**What to produce:** Copy out the rows below without changing a single character.

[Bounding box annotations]
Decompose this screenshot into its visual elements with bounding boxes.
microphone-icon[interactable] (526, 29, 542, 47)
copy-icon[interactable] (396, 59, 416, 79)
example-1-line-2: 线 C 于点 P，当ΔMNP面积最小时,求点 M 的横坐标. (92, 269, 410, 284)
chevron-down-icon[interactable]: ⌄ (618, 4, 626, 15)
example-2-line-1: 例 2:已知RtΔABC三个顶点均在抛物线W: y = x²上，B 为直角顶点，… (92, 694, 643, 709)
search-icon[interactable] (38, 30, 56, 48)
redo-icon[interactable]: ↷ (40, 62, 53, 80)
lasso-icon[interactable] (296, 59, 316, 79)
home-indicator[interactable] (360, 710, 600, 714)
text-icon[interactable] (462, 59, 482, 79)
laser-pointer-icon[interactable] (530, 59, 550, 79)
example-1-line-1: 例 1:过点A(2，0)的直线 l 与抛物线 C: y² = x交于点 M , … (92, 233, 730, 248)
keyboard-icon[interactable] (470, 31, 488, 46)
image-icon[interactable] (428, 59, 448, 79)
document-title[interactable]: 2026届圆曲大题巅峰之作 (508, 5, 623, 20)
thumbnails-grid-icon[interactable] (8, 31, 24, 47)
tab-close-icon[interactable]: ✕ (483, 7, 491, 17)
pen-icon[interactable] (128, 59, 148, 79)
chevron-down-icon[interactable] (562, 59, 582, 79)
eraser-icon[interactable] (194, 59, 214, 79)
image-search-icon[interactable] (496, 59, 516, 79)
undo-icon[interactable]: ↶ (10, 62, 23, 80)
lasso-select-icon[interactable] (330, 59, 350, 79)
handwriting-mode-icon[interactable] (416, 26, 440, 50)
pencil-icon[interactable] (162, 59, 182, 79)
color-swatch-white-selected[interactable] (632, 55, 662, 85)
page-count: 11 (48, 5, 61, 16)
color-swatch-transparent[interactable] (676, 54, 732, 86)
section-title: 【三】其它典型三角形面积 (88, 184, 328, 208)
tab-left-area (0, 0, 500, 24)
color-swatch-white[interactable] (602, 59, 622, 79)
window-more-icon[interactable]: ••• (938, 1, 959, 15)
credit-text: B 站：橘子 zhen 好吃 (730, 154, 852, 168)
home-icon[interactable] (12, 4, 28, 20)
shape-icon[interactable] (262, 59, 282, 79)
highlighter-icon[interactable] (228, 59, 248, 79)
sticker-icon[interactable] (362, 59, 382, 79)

**Output of the exercise:**
Decompose this screenshot into its visual elements with bounding boxes.
microphone-icon[interactable] (526, 29, 542, 47)
copy-icon[interactable] (396, 59, 416, 79)
example-1-line-2: 线 C 于点 P，当ΔMNP面积最小时,求点 M 的横坐标. (92, 269, 410, 284)
chevron-down-icon[interactable]: ⌄ (618, 4, 626, 15)
example-2-line-1: 例 2:已知RtΔABC三个顶点均在抛物线W: y = x²上，B 为直角顶点，… (92, 694, 643, 709)
search-icon[interactable] (38, 30, 56, 48)
redo-icon[interactable]: ↷ (40, 62, 53, 80)
lasso-icon[interactable] (296, 59, 316, 79)
home-indicator[interactable] (360, 710, 600, 714)
text-icon[interactable] (462, 59, 482, 79)
laser-pointer-icon[interactable] (530, 59, 550, 79)
example-1-line-1: 例 1:过点A(2，0)的直线 l 与抛物线 C: y² = x交于点 M , … (92, 233, 730, 248)
keyboard-icon[interactable] (470, 31, 488, 46)
image-icon[interactable] (428, 59, 448, 79)
document-title[interactable]: 2026届圆曲大题巅峰之作 (508, 5, 623, 20)
thumbnails-grid-icon[interactable] (8, 31, 24, 47)
tab-close-icon[interactable]: ✕ (483, 7, 491, 17)
pen-icon[interactable] (128, 59, 148, 79)
chevron-down-icon[interactable] (562, 59, 582, 79)
eraser-icon[interactable] (194, 59, 214, 79)
image-search-icon[interactable] (496, 59, 516, 79)
undo-icon[interactable]: ↶ (10, 62, 23, 80)
lasso-select-icon[interactable] (330, 59, 350, 79)
handwriting-mode-icon[interactable] (416, 26, 440, 50)
pencil-icon[interactable] (162, 59, 182, 79)
color-swatch-white-selected[interactable] (632, 55, 662, 85)
page-count: 11 (48, 5, 61, 16)
color-swatch-transparent[interactable] (676, 54, 732, 86)
section-title: 【三】其它典型三角形面积 (88, 184, 328, 208)
tab-left-area (0, 0, 500, 24)
color-swatch-white[interactable] (602, 59, 622, 79)
window-more-icon[interactable]: ••• (938, 1, 959, 15)
credit-text: B 站：橘子 zhen 好吃 (730, 154, 852, 168)
home-icon[interactable] (12, 4, 28, 20)
shape-icon[interactable] (262, 59, 282, 79)
highlighter-icon[interactable] (228, 59, 248, 79)
sticker-icon[interactable] (362, 59, 382, 79)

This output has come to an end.